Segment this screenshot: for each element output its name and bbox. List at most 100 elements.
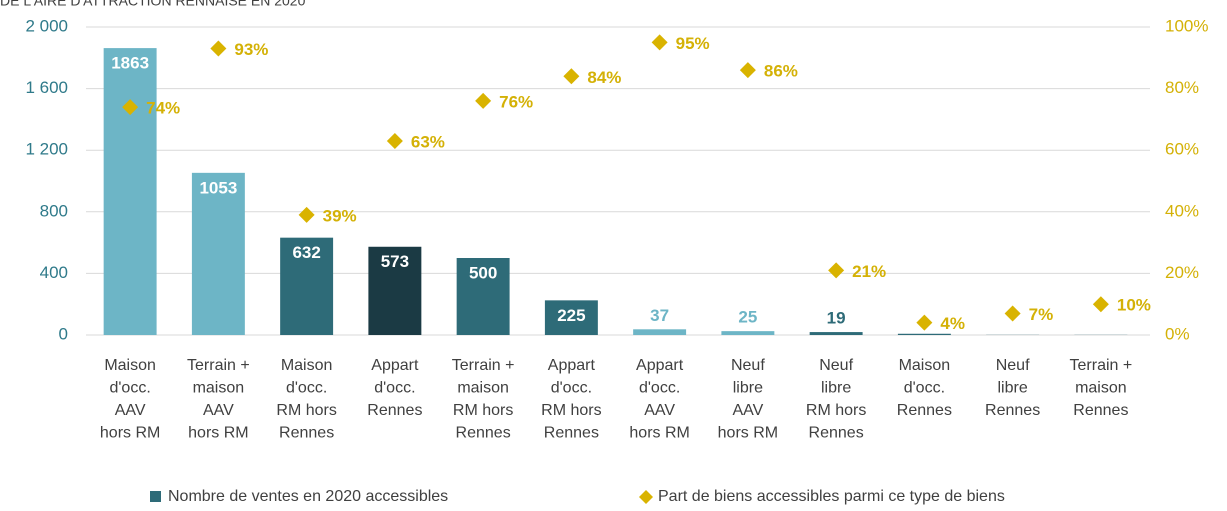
x-tick-label: hors RM: [629, 425, 689, 442]
diamond-marker: [475, 92, 492, 109]
y2-tick-label: 60%: [1165, 140, 1199, 159]
x-tick-label: d'occ.: [374, 380, 415, 397]
x-tick-label: d'occ.: [286, 380, 327, 397]
percent-label: 10%: [1117, 296, 1151, 315]
bar: [280, 237, 334, 335]
x-tick-label: Maison: [899, 357, 951, 374]
bar-value-label: 19: [827, 309, 846, 328]
percent-label: 4%: [940, 314, 965, 333]
y-tick-label: 800: [40, 201, 68, 220]
x-tick-label: libre: [733, 380, 763, 397]
percent-label: 86%: [764, 62, 798, 81]
bar-value-label: 25: [738, 308, 757, 327]
x-tick-label: Terrain +: [187, 357, 250, 374]
percent-label: 21%: [852, 262, 886, 281]
x-tick-label: libre: [821, 380, 851, 397]
x-tick-label: maison: [193, 380, 245, 397]
x-tick-label: libre: [998, 380, 1028, 397]
x-tick-label: AAV: [732, 402, 763, 419]
y2-tick-label: 100%: [1165, 16, 1208, 35]
bar: [191, 172, 245, 335]
percent-label: 93%: [234, 40, 268, 59]
x-tick-label: Rennes: [367, 402, 422, 419]
x-tick-label: Terrain +: [452, 357, 515, 374]
y-tick-label: 1 600: [25, 78, 68, 97]
diamond-marker: [210, 40, 227, 57]
bar: [103, 48, 157, 336]
percent-label: 74%: [146, 99, 180, 118]
diamond-marker: [1004, 305, 1021, 322]
diamond-marker: [298, 206, 315, 223]
x-tick-label: Neuf: [996, 357, 1030, 374]
y2-tick-label: 40%: [1165, 201, 1199, 220]
x-tick-label: Neuf: [731, 357, 765, 374]
chart-title: DE L'AIRE D'ATTRACTION RENNAISE EN 2020: [0, 0, 306, 9]
bar-value-label: 632: [292, 243, 320, 262]
bar: [633, 329, 687, 335]
x-tick-label: Appart: [636, 357, 684, 374]
y2-tick-label: 20%: [1165, 263, 1199, 282]
bar: [721, 331, 775, 335]
x-tick-label: maison: [1075, 380, 1127, 397]
legend-swatch: [150, 491, 161, 502]
percent-label: 7%: [1029, 305, 1054, 324]
y2-tick-label: 0%: [1165, 324, 1190, 343]
diamond-marker: [739, 62, 756, 79]
x-tick-label: hors RM: [188, 425, 248, 442]
y2-tick-label: 80%: [1165, 78, 1199, 97]
y-tick-label: 1 200: [25, 140, 68, 159]
x-tick-label: Neuf: [819, 357, 853, 374]
x-tick-label: AAV: [644, 402, 675, 419]
x-tick-label: Rennes: [897, 402, 952, 419]
diamond-marker: [916, 314, 933, 331]
legend-label: Nombre de ventes en 2020 accessibles: [168, 488, 448, 505]
percent-label: 84%: [587, 68, 621, 87]
x-tick-label: Rennes: [456, 425, 511, 442]
x-tick-label: Rennes: [985, 402, 1040, 419]
x-tick-label: hors RM: [100, 425, 160, 442]
bar: [544, 300, 598, 335]
diamond-marker: [122, 99, 139, 116]
y-tick-label: 2 000: [25, 16, 68, 35]
x-tick-label: d'occ.: [551, 380, 592, 397]
x-tick-label: RM hors: [806, 402, 866, 419]
x-tick-label: AAV: [115, 402, 146, 419]
bar: [456, 258, 510, 335]
x-tick-label: Appart: [371, 357, 419, 374]
x-tick-label: Rennes: [1073, 402, 1128, 419]
x-tick-label: Rennes: [809, 425, 864, 442]
percent-label: 39%: [323, 206, 357, 225]
percent-label: 95%: [676, 34, 710, 53]
x-tick-label: Maison: [281, 357, 333, 374]
x-tick-label: d'occ.: [639, 380, 680, 397]
x-tick-label: RM hors: [276, 402, 336, 419]
x-tick-label: RM hors: [541, 402, 601, 419]
bar: [368, 246, 422, 335]
x-tick-label: d'occ.: [109, 380, 150, 397]
diamond-marker: [563, 68, 580, 85]
x-tick-label: Terrain +: [1070, 357, 1133, 374]
bar-value-label: 225: [557, 306, 585, 325]
bar-value-label: 500: [469, 263, 497, 282]
x-tick-label: Rennes: [544, 425, 599, 442]
bar-value-label: 1863: [111, 54, 149, 73]
percent-label: 63%: [411, 132, 445, 151]
diamond-marker: [828, 262, 845, 279]
x-tick-label: Rennes: [279, 425, 334, 442]
bar-value-label: 573: [381, 252, 409, 271]
legend-swatch: [639, 490, 653, 504]
bar: [897, 333, 951, 335]
y-tick-label: 400: [40, 263, 68, 282]
y-tick-label: 0: [59, 324, 68, 343]
x-tick-label: maison: [457, 380, 509, 397]
x-tick-label: AAV: [203, 402, 234, 419]
diamond-marker: [1092, 296, 1109, 313]
x-tick-label: Appart: [548, 357, 596, 374]
x-tick-label: d'occ.: [904, 380, 945, 397]
percent-label: 76%: [499, 92, 533, 111]
x-tick-label: RM hors: [453, 402, 513, 419]
legend-label: Part de biens accessibles parmi ce type …: [658, 488, 1005, 505]
x-tick-label: Maison: [104, 357, 156, 374]
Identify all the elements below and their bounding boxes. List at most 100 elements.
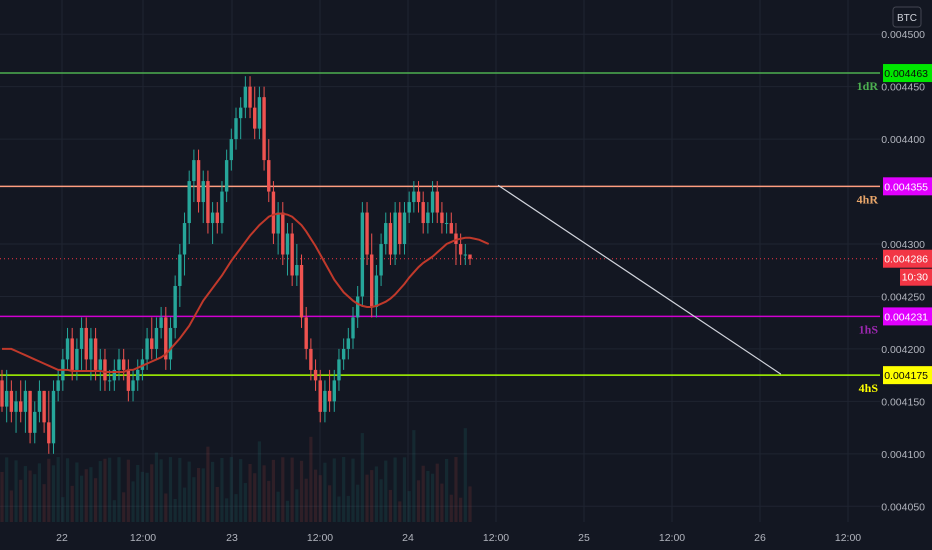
candle-body [178,254,182,286]
candle [192,149,196,203]
volume-bar [323,462,327,522]
volume-bar [271,459,276,522]
candle [75,338,79,381]
candle [341,338,346,370]
volume-bar [468,486,472,522]
candle-body [229,139,234,161]
candle-body [393,212,397,255]
candle-body [341,348,346,360]
candle [285,223,290,276]
trendline[interactable] [497,184,782,375]
candle-body [84,327,88,360]
candle-body [154,327,159,349]
candle [220,181,224,234]
price-badges: 0.004463 0.004355 0.004231 0.004175 0.004286… [883,64,932,385]
candle-body [262,97,266,161]
volume-bar [445,458,449,522]
volume-bar [61,497,65,522]
candle-body [182,223,187,255]
volume-bar [164,493,168,522]
candle-body [173,285,177,328]
badge-value: 0.004463 [884,68,928,80]
candle [196,149,201,213]
volume-bar [402,457,407,522]
candle-body [93,338,98,370]
candle-body [75,348,79,370]
volume-bar [412,430,416,522]
volume-bar [370,470,374,522]
candle-body [351,317,355,339]
volume-bar [215,487,219,522]
candle [365,202,369,265]
candle [355,285,360,328]
price-tick: 0.004150 [881,396,925,408]
candle [440,202,444,234]
candle [4,369,9,423]
price-badge-4hR: 0.004355 [883,177,932,196]
candle-body [159,317,163,328]
volume-bar [140,471,144,522]
horizontal-levels[interactable]: 1dR 4hR 1hS 4hS [0,72,880,395]
candle [42,390,46,433]
candle [463,244,468,265]
candle [238,97,243,140]
volume-bar [229,457,233,522]
volume-bar [379,479,383,522]
candle [309,338,313,381]
candle [248,76,252,119]
currency-button[interactable]: BTC [892,6,922,28]
volume-bar [79,475,84,522]
level-label-1hS: 1hS [859,322,879,336]
candle-body [416,191,421,203]
candle-body [112,369,117,381]
candle-body [412,191,416,203]
candle [388,212,393,265]
volume-bar [253,473,257,522]
volume-bar [463,428,467,522]
candle [112,359,117,391]
candle [65,327,70,370]
candle [271,181,276,245]
candle [253,86,257,140]
candle [37,380,42,423]
candle [398,202,402,255]
badge-bg [883,307,932,326]
badge-value: 0.004355 [884,181,928,193]
candle-body [295,265,299,276]
time-tick: 12:00 [659,532,685,544]
volume-bar [192,477,196,522]
volume-bar [108,457,112,522]
volume-bar [23,466,27,522]
candle [332,369,336,412]
volume-bar [168,457,173,522]
candle [168,317,173,370]
volume-bar [304,478,308,522]
candle-body [360,212,365,297]
price-tick: 0.004100 [881,449,925,461]
candle-body [402,212,407,245]
level-label-1dR: 1dR [857,79,879,93]
volume-bar [346,495,350,522]
time-axis[interactable]: 22 12:00 23 12:00 24 12:00 25 12:00 26 12:00 [56,532,861,544]
volume-bar [196,467,201,522]
candle-body [267,160,271,192]
candle-body [421,202,425,224]
candle-body [323,390,327,412]
candle-body [243,86,248,108]
candle-body [187,181,191,224]
volume-bar [84,469,88,522]
candle [164,306,168,370]
candle [295,244,299,286]
candle-body [365,212,369,255]
volume-bar [384,460,388,522]
volume-bar [276,491,280,522]
currency-label: BTC [897,13,917,24]
trendline-segment[interactable] [497,184,782,375]
candle-body [463,254,468,256]
candle [374,265,379,318]
badge-value: 0.004175 [884,370,928,382]
candle [257,86,262,140]
volume-bar [295,489,299,522]
volume-bar [206,446,210,522]
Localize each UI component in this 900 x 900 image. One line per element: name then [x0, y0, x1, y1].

☆ ☆ ☆ ☆

Written instruction ->
Quote the records word for word, beginning with the line that contains "candle-body [178,254,182,286]" and ending after the line that contains "candle [196,149,201,213]".

Result for this exercise ->
candle-body [178,254,182,286]
candle [192,149,196,203]
volume-bar [323,462,327,522]
volume-bar [271,459,276,522]
candle [75,338,79,381]
candle [341,338,346,370]
volume-bar [468,486,472,522]
candle-body [229,139,234,161]
candle-body [393,212,397,255]
candle-body [341,348,346,360]
candle [285,223,290,276]
trendline[interactable] [497,184,782,375]
candle-body [84,327,88,360]
candle-body [154,327,159,349]
candle [220,181,224,234]
price-badges: 0.004463 0.004355 0.004231 0.004175 0.004286… [883,64,932,385]
candle-body [262,97,266,161]
volume-bar [445,458,449,522]
volume-bar [61,497,65,522]
candle-body [182,223,187,255]
volume-bar [164,493,168,522]
candle-body [173,285,177,328]
badge-value: 0.004463 [884,68,928,80]
candle [196,149,201,213]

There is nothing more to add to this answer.